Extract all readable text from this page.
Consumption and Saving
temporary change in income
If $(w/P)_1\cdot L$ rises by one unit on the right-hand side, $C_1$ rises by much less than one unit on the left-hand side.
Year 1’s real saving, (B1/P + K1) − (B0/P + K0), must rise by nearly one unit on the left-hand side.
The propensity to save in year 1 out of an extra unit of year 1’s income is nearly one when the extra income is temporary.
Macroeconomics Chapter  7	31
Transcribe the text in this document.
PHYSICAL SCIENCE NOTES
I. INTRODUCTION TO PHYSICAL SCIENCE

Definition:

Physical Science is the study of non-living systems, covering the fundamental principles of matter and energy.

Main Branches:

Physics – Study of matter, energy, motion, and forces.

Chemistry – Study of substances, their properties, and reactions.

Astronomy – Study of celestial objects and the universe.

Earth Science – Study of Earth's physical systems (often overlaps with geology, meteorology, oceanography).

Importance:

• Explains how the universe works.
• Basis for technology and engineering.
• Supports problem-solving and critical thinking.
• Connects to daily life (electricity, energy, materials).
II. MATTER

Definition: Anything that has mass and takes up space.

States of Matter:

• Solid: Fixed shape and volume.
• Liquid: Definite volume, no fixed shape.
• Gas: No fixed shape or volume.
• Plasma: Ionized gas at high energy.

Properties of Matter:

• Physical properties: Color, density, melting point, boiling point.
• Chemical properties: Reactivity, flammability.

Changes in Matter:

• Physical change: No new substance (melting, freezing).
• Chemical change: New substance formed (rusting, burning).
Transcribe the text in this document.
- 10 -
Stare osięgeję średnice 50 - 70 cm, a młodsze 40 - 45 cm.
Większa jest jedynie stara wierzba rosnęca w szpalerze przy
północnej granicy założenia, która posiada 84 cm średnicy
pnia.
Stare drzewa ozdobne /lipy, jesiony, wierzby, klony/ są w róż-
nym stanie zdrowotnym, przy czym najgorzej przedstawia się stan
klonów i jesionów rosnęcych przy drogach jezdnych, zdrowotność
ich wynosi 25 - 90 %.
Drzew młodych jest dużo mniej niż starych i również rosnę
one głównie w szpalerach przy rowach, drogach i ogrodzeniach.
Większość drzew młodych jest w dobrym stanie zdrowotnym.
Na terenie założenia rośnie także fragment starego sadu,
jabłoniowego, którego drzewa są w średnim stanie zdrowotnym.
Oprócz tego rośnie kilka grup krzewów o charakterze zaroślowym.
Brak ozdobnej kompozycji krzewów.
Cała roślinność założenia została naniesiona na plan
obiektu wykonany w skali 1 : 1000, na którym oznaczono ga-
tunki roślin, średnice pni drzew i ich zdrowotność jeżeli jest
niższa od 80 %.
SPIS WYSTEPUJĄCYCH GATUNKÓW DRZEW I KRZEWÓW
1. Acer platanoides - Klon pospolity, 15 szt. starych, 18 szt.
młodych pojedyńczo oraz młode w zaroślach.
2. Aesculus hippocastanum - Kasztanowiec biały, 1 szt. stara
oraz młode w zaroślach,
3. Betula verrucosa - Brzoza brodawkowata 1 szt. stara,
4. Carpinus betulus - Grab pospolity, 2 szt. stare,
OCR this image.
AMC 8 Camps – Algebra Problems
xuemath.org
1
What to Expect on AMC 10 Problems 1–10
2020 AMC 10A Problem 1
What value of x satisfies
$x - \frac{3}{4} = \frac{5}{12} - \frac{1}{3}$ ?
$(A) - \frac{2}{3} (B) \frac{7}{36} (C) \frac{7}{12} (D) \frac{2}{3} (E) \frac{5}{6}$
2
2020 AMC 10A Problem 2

_____

*WHAT YOU HAVE TO DO*: Reproduce every line above without error.

*SOLUTION BELOW*:
Extract all readable text from this page.
Consumption and Saving
temporary change in income
If $(w/P)_1\cdot L$ rises by one unit on the right-hand side, $C_1$ rises by much less than one unit on the left-hand side.
Year 1’s real saving, (B1/P + K1) − (B0/P + K0), must rise by nearly one unit on the left-hand side.
The propensity to save in year 1 out of an extra unit of year 1’s income is nearly one when the extra income is temporary.
Macroeconomics Chapter  7	31
Transcribe the text in this document.
PHYSICAL SCIENCE NOTES
I. INTRODUCTION TO PHYSICAL SCIENCE

Definition:

Physical Science is the study of non-living systems, covering the fundamental principles of matter and energy.

Main Branches:

Physics – Study of matter, energy, motion, and forces.

Chemistry – Study of substances, their properties, and reactions.

Astronomy – Study of celestial objects and the universe.

Earth Science – Study of Earth's physical systems (often overlaps with geology, meteorology, oceanography).

Importance:

• Explains how the universe works.
• Basis for technology and engineering.
• Supports problem-solving and critical thinking.
• Connects to daily life (electricity, energy, materials).
II. MATTER

Definition: Anything that has mass and takes up space.

States of Matter:

• Solid: Fixed shape and volume.
• Liquid: Definite volume, no fixed shape.
• Gas: No fixed shape or volume.
• Plasma: Ionized gas at high energy.

Properties of Matter:

• Physical properties: Color, density, melting point, boiling point.
• Chemical properties: Reactivity, flammability.

Changes in Matter:

• Physical change: No new substance (melting, freezing).
• Chemical change: New substance formed (rusting, burning).
Transcribe the text in this document.
- 10 -
Stare osięgeję średnice 50 - 70 cm, a młodsze 40 - 45 cm.
Większa jest jedynie stara wierzba rosnęca w szpalerze przy
północnej granicy założenia, która posiada 84 cm średnicy
pnia.
Stare drzewa ozdobne /lipy, jesiony, wierzby, klony/ są w róż-
nym stanie zdrowotnym, przy czym najgorzej przedstawia się stan
klonów i jesionów rosnęcych przy drogach jezdnych, zdrowotność
ich wynosi 25 - 90 %.
Drzew młodych jest dużo mniej niż starych i również rosnę
one głównie w szpalerach przy rowach, drogach i ogrodzeniach.
Większość drzew młodych jest w dobrym stanie zdrowotnym.
Na terenie założenia rośnie także fragment starego sadu,
jabłoniowego, którego drzewa są w średnim stanie zdrowotnym.
Oprócz tego rośnie kilka grup krzewów o charakterze zaroślowym.
Brak ozdobnej kompozycji krzewów.
Cała roślinność założenia została naniesiona na plan
obiektu wykonany w skali 1 : 1000, na którym oznaczono ga-
tunki roślin, średnice pni drzew i ich zdrowotność jeżeli jest
niższa od 80 %.
SPIS WYSTEPUJĄCYCH GATUNKÓW DRZEW I KRZEWÓW
1. Acer platanoides - Klon pospolity, 15 szt. starych, 18 szt.
młodych pojedyńczo oraz młode w zaroślach.
2. Aesculus hippocastanum - Kasztanowiec biały, 1 szt. stara
oraz młode w zaroślach,
3. Betula verrucosa - Brzoza brodawkowata 1 szt. stara,
4. Carpinus betulus - Grab pospolity, 2 szt. stare,
OCR this image.
AMC 8 Camps – Algebra Problems
xuemath.org
1
What to Expect on AMC 10 Problems 1–10
2020 AMC 10A Problem 1
What value of x satisfies
$x - \frac{3}{4} = \frac{5}{12} - \frac{1}{3}$ ?
$(A) - \frac{2}{3} (B) \frac{7}{36} (C) \frac{7}{12} (D) \frac{2}{3} (E) \frac{5}{6}$
2
2020 AMC 10A Problem 2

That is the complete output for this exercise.